What the task asks
Where a line holds the word "Цветочный", copy that line.

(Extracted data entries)
--
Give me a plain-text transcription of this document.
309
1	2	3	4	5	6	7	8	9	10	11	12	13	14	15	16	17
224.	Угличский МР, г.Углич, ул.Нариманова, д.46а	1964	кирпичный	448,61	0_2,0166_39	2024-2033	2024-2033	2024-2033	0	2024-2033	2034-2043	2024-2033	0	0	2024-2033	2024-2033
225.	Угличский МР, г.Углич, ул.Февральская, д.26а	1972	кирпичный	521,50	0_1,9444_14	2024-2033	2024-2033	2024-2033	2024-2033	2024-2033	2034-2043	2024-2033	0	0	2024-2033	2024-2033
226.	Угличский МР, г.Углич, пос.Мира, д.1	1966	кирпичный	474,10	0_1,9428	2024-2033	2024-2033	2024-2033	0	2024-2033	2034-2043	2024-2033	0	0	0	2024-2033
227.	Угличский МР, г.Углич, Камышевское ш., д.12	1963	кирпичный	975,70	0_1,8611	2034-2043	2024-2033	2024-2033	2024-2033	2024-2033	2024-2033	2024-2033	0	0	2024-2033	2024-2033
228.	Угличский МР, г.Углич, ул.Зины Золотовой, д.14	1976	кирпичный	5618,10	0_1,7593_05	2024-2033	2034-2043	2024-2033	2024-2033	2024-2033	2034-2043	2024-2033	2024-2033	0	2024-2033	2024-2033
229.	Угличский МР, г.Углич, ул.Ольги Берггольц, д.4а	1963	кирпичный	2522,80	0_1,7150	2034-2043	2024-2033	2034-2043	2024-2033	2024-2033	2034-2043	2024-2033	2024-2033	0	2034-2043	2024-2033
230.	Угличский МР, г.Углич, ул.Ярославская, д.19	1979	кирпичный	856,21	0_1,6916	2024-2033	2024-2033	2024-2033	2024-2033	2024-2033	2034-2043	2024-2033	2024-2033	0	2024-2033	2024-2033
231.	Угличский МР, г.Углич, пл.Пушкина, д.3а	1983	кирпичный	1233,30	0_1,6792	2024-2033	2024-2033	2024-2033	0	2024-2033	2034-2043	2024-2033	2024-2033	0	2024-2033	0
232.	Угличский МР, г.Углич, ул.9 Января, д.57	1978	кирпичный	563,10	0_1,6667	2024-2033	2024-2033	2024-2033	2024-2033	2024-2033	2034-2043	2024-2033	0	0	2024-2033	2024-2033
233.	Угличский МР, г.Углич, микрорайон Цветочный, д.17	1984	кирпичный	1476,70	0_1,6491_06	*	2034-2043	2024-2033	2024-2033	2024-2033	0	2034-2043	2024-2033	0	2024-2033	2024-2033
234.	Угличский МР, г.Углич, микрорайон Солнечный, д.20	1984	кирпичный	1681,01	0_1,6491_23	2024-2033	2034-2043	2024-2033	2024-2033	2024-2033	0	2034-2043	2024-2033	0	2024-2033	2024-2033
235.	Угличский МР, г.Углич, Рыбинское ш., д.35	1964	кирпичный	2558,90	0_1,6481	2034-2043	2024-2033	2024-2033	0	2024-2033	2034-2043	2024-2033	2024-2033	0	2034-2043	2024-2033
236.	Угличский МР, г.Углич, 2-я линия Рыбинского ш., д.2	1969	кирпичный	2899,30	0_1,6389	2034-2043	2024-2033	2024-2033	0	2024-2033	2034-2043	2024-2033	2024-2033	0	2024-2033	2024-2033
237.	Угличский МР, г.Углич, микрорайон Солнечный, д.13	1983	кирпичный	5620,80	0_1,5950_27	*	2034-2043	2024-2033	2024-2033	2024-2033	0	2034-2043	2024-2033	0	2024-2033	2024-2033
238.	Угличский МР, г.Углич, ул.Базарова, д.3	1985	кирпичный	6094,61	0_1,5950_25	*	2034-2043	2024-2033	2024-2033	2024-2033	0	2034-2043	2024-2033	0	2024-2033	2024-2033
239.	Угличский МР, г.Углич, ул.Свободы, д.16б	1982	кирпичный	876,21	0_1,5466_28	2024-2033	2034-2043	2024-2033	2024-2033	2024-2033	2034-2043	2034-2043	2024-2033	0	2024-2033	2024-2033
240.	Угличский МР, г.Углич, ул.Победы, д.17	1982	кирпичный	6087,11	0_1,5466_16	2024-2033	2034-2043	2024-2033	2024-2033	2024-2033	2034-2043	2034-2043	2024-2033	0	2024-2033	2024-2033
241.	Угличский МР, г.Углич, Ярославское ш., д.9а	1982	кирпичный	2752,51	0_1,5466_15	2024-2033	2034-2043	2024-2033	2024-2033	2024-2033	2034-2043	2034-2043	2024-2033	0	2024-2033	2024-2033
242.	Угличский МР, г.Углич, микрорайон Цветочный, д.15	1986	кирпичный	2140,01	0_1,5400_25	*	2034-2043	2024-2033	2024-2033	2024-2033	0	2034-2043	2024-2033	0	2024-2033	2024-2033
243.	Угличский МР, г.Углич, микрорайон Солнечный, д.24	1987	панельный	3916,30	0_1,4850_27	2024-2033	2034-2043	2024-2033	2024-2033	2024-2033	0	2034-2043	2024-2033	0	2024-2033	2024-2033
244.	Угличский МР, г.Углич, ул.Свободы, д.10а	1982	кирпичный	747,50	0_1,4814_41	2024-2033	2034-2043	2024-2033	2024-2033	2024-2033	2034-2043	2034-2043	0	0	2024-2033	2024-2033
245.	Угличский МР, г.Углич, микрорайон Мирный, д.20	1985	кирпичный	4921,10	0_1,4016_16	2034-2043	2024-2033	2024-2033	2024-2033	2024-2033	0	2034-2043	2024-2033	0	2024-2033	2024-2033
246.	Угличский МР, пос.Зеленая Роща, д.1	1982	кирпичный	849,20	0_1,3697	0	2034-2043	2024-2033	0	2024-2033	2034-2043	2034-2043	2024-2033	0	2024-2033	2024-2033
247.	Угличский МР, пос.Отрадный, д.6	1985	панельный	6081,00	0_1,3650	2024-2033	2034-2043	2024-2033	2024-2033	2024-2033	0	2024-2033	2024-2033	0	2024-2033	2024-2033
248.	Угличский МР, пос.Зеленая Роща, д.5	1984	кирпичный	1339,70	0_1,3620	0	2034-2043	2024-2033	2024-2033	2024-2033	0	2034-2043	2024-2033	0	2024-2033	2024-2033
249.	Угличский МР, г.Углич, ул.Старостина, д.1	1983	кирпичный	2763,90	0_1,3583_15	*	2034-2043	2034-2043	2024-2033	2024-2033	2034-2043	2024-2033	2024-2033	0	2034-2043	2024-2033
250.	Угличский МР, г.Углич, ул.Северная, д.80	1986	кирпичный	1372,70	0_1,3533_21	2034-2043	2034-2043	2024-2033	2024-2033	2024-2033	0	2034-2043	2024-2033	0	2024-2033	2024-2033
--
Written response
233.	Угличский МР, г.Углич, микрорайон Цветочный, д.17	1984	кирпичный	1476,70	0_1,6491_06	*	2034-2043	2024-2033	2024-2033	2024-2033	0	2034-2043	2024-2033	0	2024-2033	2024-2033
242.	Угличский МР, г.Углич, микрорайон Цветочный, д.15	1986	кирпичный	2140,01	0_1,5400_25	*	2034-2043	2024-2033	2024-2033	2024-2033	0	2034-2043	2024-2033	0	2024-2033	2024-2033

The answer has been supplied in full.